#### [ITEMS]
○ ○ ○ ○ ○ ○ ○

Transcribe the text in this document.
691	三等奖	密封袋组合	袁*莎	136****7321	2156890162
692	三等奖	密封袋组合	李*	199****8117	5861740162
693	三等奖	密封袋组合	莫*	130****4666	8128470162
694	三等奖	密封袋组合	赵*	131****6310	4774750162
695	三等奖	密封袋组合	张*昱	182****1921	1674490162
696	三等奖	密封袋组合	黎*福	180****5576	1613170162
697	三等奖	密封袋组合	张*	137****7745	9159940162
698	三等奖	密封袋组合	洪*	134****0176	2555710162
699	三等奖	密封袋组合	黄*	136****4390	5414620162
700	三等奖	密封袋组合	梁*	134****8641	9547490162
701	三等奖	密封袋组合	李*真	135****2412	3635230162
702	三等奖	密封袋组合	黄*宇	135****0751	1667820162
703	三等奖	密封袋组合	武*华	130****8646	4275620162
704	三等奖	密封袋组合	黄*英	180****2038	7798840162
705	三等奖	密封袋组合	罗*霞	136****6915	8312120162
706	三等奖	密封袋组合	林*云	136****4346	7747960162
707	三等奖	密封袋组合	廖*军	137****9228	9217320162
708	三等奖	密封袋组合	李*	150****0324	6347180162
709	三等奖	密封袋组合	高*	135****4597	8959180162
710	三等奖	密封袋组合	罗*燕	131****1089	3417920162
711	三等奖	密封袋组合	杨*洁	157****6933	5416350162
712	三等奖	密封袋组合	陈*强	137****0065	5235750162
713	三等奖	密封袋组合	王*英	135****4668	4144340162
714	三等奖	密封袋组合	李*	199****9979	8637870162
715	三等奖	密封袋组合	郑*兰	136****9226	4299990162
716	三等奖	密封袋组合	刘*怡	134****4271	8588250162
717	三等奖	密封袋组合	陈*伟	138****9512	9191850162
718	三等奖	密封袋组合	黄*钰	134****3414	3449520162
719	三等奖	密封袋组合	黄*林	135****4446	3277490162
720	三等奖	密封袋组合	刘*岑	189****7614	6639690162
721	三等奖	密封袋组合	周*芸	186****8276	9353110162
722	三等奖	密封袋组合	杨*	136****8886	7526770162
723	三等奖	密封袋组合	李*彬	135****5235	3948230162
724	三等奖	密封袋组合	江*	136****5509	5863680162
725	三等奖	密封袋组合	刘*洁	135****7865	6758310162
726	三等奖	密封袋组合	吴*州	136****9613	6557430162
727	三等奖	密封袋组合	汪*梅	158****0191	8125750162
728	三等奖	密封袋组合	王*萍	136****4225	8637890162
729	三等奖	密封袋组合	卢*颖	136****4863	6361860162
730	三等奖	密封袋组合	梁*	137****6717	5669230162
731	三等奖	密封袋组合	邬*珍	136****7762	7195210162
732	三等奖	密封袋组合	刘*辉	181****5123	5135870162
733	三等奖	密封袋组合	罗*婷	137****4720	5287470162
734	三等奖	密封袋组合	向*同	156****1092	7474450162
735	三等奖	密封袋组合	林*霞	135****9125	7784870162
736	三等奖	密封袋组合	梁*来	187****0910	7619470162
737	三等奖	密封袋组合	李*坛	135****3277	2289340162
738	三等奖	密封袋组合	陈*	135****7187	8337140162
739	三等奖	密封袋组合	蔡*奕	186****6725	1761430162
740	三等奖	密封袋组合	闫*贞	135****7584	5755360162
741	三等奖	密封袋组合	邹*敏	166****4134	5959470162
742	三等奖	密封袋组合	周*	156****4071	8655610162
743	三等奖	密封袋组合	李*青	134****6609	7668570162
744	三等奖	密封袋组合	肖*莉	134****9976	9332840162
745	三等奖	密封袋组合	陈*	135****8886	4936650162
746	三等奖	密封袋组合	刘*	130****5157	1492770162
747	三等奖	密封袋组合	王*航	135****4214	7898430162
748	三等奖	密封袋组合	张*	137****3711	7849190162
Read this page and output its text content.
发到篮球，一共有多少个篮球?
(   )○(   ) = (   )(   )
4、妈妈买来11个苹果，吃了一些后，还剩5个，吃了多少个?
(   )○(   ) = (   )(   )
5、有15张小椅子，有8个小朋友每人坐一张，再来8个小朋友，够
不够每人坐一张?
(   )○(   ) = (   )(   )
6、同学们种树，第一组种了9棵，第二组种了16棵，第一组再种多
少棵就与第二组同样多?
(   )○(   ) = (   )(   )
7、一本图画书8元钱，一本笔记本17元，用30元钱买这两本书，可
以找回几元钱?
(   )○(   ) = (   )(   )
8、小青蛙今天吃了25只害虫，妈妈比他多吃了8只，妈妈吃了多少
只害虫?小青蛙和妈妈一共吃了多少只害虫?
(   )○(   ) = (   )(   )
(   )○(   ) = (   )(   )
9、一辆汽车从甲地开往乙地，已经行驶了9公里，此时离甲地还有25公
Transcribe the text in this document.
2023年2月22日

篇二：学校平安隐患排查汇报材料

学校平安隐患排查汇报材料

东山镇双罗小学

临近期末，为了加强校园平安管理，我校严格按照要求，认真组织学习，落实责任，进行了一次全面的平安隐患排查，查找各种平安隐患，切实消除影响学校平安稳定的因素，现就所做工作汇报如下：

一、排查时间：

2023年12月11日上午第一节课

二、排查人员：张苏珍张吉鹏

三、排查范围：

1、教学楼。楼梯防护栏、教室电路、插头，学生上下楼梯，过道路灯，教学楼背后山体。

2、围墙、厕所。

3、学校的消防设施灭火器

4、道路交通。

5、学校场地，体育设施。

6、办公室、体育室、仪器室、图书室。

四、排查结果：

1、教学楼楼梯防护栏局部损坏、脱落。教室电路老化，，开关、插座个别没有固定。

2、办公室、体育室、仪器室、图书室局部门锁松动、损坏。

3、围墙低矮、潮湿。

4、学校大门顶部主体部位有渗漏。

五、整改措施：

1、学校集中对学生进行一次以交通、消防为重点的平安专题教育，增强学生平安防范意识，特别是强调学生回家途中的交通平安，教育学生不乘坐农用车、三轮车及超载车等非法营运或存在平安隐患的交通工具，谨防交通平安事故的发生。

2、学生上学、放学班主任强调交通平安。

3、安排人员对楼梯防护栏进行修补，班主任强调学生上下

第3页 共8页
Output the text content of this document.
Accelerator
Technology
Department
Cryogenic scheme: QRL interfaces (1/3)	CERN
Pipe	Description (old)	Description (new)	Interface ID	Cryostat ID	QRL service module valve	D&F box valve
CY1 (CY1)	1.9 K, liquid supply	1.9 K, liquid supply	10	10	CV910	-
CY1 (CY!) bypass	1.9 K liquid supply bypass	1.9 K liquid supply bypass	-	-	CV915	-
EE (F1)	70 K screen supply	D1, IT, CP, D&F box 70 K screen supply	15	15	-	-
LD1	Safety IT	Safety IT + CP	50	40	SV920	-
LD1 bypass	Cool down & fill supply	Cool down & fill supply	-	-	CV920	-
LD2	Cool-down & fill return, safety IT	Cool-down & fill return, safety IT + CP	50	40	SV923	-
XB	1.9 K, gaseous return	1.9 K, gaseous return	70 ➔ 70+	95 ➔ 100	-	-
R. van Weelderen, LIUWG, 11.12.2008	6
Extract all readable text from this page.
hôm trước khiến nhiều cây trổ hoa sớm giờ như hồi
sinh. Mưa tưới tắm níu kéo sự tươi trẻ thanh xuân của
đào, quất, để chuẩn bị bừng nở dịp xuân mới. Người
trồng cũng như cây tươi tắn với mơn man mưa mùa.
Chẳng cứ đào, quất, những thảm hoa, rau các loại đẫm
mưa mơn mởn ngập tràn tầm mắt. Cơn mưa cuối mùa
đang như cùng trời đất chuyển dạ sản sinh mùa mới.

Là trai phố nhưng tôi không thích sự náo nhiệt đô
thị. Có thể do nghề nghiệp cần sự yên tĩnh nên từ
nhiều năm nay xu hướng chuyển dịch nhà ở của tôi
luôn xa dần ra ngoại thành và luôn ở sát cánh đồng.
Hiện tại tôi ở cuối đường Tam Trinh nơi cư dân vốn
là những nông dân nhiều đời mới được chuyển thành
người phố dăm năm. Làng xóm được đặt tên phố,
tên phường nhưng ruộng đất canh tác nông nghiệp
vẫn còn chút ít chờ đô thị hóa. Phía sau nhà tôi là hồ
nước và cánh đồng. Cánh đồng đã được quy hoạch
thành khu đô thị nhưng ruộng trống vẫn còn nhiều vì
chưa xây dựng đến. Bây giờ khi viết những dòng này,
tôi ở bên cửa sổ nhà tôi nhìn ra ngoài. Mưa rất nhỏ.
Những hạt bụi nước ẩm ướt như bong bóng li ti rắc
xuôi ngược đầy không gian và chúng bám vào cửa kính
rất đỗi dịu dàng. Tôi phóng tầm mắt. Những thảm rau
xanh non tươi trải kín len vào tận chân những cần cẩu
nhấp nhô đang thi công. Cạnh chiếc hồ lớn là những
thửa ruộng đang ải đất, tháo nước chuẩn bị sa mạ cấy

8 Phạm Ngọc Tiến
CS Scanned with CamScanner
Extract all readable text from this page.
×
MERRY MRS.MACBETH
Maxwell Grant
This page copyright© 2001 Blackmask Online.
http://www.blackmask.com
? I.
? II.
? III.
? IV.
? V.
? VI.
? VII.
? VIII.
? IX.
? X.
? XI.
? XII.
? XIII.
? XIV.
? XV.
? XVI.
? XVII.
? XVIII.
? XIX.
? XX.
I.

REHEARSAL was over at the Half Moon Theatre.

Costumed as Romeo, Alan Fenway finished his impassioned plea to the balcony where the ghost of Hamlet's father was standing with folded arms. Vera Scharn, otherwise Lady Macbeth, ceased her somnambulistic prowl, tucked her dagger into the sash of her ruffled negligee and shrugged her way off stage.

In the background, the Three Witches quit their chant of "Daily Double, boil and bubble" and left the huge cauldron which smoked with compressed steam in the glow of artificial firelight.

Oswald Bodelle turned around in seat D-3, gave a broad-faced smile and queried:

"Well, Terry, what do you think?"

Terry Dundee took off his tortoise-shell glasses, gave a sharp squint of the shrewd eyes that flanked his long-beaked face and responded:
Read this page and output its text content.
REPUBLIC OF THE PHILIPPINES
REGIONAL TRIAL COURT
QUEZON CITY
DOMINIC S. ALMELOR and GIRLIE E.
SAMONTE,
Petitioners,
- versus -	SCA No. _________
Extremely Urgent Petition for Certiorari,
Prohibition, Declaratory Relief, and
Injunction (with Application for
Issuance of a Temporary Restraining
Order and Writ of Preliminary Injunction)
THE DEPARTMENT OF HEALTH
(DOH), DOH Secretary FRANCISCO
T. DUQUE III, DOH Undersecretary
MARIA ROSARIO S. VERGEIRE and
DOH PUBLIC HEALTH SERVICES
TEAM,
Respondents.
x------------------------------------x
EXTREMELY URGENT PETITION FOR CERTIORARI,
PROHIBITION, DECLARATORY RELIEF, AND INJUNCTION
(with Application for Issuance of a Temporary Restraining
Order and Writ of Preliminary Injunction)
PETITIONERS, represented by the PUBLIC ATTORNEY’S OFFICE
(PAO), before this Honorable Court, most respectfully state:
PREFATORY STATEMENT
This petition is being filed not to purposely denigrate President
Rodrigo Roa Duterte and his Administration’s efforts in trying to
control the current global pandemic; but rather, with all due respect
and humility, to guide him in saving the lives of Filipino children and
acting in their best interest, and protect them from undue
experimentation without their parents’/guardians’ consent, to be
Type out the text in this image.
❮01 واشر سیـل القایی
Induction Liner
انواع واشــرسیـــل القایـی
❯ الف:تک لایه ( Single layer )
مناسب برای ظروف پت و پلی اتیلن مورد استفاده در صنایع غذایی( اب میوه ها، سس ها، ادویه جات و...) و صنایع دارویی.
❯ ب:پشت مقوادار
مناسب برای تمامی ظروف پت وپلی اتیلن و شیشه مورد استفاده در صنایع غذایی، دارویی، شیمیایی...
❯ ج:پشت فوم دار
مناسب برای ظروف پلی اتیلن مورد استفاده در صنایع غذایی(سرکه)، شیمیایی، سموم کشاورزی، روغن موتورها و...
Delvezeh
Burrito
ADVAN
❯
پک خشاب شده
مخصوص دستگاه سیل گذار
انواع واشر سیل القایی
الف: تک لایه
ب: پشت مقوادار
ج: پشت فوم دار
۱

○ ○ ○ ○ ○ ○ ○

#### [DO THIS]
Take every line from the data that contains the word "اتیلن".

#### [SOLUTION FOR THIS EXERCISE]
مناسب برای ظروف پت و پلی اتیلن مورد استفاده در صنایع غذایی( اب میوه ها، سس ها، ادویه جات و...) و صنایع دارویی.
مناسب برای تمامی ظروف پت وپلی اتیلن و شیشه مورد استفاده در صنایع غذایی، دارویی، شیمیایی...
مناسب برای ظروف پلی اتیلن مورد استفاده در صنایع غذایی(سرکه)، شیمیایی، سموم کشاورزی، روغن موتورها و...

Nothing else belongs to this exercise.